- _Tarefa proposta 1_:
Responda com base no trecho:
(a) Quem divide os vocais com Doro em “Love Me Forever”?
(b) Qual faixa vem logo depois dela?
(c) Como é o formato do riff principal dessa faixa?

- _Trecho fornecido_:
□ □ □
Quer mais peso? Fechando essa trinca pós-baladas temos “I Wanna Live” com seu clima de show ao vivo, assim como acontece em “Burn It Up”. Mais à frente, os encordoamentos param de vibrar e temos somente a bateria em compasso contínuo para que Doro e seus vocais de apoio chamem o público para cantar junto. E agora temos o momento de maior destaque, pois a lenda está presente: Lemmy Kilmister divide os vocais com Doro em “Love Me Forever”, faixa pertencente ao Motörhead e que o baixista/vocalista fez questão de que a senhorita Pesch interpretasse em seu novo disco à época. O dueto funciona de forma espetacular e a cereja do bolo é o próprio Lemmy tocando seu histórico baixo nessa versão cover. Os solos de guitarra são um show à parte e a bateria segue o roteiro original de forma magistral.
Na sequência temos algo ligado à banda de Lemmy, ou seja, “Fuel” é a próxima da lista a visitar os alto falantes de seu 3 em 1. Mais uma faixa pesada que mantém a boa pegada do disco e mostrando claramente porque Doro recuperou seu posto antes ofuscado por trabalhos que não obtiveram tanto êxito como este. Mais uma típica “múzga” que une elementos dos anos 90 com características dos anos 80, mas não se preocupe, pois nada aqui soa Grunge ou coisa do tipo. É Metal, é Rock, é Hard Rock, é Doro Pesch, caro amigo do esporte bretão sonoro! Aqui os drives de seus vocais se destacam junto aos momentos mais altos e límpidos, mostrando toda a habilidade da cantora que construiu sua identidade nos idos dos já citados anos 80. Um ponto interessante sobre o riff principal de “Fuel” é o seu formato, partindo de um acorde bem distorcido e emendando em um dedilhado quase se transformando em um riff/solo, ou algo do tipo. Esse diferencial marcou a canção positivamente e trouxe mais combustível ao álbum e não foi somente um trocadilho. “Estou tão exausto, baby, preciso de uma dose / Não consigo passar o dia / O trabalho foi demais / Eu preciso de uma pausa de todas as coisas que eu odeio / Venha agora antes que seja tarde demais” – o combustível da qual precisa está respondido em toda a canção e somente esse trecho já revela a solução.
□ □ □
Entradas de elementos em caixa
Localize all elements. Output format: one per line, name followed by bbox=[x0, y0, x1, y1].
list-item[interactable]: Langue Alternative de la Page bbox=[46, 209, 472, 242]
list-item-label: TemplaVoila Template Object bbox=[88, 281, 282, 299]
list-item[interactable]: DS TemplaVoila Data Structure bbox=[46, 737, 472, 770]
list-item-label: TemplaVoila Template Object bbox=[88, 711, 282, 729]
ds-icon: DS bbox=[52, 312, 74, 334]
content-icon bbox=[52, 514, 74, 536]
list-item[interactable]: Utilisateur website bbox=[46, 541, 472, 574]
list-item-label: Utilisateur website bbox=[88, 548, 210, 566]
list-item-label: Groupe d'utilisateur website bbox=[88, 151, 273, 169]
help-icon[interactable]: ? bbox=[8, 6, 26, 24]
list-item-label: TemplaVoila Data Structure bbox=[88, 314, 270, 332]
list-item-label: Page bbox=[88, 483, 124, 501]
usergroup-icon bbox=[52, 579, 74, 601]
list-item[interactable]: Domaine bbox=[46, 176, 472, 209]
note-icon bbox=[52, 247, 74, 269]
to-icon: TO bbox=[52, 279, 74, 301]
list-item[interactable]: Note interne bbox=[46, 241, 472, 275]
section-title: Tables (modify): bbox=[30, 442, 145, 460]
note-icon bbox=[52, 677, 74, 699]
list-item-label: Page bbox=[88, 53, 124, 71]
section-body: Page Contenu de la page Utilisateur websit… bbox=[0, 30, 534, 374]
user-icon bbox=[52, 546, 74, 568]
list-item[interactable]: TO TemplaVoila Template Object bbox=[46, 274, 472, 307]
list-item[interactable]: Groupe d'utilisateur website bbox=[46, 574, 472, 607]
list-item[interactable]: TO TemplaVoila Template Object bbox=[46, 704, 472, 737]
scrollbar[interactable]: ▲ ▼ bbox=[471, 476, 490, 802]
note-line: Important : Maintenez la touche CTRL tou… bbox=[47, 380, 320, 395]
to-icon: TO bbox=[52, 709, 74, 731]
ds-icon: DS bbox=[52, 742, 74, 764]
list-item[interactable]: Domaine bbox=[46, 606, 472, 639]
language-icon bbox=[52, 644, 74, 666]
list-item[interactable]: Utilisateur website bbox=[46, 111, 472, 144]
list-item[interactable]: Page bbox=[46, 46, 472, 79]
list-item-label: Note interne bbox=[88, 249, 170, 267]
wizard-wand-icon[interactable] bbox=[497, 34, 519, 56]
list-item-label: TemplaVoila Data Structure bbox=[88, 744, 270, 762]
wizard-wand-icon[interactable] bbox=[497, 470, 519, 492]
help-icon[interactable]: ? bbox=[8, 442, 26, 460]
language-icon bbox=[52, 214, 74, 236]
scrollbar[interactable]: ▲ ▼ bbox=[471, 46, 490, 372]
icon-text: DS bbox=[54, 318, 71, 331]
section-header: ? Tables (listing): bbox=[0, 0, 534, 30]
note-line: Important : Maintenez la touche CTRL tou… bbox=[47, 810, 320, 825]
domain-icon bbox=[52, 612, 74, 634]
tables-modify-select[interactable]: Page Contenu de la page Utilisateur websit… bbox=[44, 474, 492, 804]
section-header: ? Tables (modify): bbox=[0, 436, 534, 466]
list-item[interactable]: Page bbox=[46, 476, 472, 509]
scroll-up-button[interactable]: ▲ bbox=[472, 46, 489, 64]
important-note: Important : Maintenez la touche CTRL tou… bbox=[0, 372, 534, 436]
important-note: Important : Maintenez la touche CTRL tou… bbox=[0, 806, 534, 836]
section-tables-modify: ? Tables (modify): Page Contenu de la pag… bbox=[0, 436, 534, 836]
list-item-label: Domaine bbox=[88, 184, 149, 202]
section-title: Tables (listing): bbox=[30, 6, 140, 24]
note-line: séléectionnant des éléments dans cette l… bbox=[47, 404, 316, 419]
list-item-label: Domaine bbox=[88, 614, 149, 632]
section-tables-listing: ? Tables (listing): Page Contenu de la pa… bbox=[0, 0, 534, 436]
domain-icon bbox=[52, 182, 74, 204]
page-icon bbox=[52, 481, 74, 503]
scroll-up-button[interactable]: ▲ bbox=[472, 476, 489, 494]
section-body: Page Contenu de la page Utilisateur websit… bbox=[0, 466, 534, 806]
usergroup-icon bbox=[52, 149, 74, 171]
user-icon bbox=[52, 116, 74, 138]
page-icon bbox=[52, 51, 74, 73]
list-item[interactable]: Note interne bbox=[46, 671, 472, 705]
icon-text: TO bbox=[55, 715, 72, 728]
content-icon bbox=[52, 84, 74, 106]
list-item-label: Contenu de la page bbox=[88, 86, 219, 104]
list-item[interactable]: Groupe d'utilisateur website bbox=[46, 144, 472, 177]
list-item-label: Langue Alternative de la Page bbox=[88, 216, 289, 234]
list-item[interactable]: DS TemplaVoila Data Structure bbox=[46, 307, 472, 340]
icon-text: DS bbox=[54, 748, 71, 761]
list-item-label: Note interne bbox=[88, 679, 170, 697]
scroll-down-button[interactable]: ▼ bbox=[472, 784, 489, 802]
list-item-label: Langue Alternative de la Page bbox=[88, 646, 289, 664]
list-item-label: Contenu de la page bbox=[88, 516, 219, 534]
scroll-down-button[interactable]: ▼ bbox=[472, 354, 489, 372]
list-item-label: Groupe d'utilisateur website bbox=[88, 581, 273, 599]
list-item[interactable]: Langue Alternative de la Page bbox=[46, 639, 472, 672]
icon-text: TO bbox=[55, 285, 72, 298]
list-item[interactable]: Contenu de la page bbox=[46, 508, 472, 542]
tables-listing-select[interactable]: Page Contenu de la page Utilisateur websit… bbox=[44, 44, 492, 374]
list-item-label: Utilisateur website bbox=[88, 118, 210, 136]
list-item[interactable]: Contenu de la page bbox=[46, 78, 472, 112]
□ □ □
- _Tarefa proposta 2_:
Transcreva as linhas que seguem o trecho, da primeira delas até a que contém "274, 472, 307]", ambas incluídas.

- _Resposta 1_:
(a) Lemmy Kilmister.
(b) “Fuel”.
(c) Parte de um acorde bem distorcido e emenda em um dedilhado, quase se transformando em um riff/solo.

- _Resposta 2_:
Localize all elements. Output format: one per line, name followed by bbox=[x0, y0, x1, y1].
list-item[interactable]: Langue Alternative de la Page bbox=[46, 209, 472, 242]
list-item-label: TemplaVoila Template Object bbox=[88, 281, 282, 299]
list-item[interactable]: DS TemplaVoila Data Structure bbox=[46, 737, 472, 770]
list-item-label: TemplaVoila Template Object bbox=[88, 711, 282, 729]
ds-icon: DS bbox=[52, 312, 74, 334]
content-icon bbox=[52, 514, 74, 536]
list-item[interactable]: Utilisateur website bbox=[46, 541, 472, 574]
list-item-label: Utilisateur website bbox=[88, 548, 210, 566]
list-item-label: Groupe d'utilisateur website bbox=[88, 151, 273, 169]
help-icon[interactable]: ? bbox=[8, 6, 26, 24]
list-item-label: TemplaVoila Data Structure bbox=[88, 314, 270, 332]
list-item-label: Page bbox=[88, 483, 124, 501]
usergroup-icon bbox=[52, 579, 74, 601]
list-item[interactable]: Domaine bbox=[46, 176, 472, 209]
note-icon bbox=[52, 247, 74, 269]
to-icon: TO bbox=[52, 279, 74, 301]
list-item[interactable]: Note interne bbox=[46, 241, 472, 275]
section-title: Tables (modify): bbox=[30, 442, 145, 460]
note-icon bbox=[52, 677, 74, 699]
list-item-label: Page bbox=[88, 53, 124, 71]
section-body: Page Contenu de la page Utilisateur websit… bbox=[0, 30, 534, 374]
user-icon bbox=[52, 546, 74, 568]
list-item[interactable]: TO TemplaVoila Template Object bbox=[46, 274, 472, 307]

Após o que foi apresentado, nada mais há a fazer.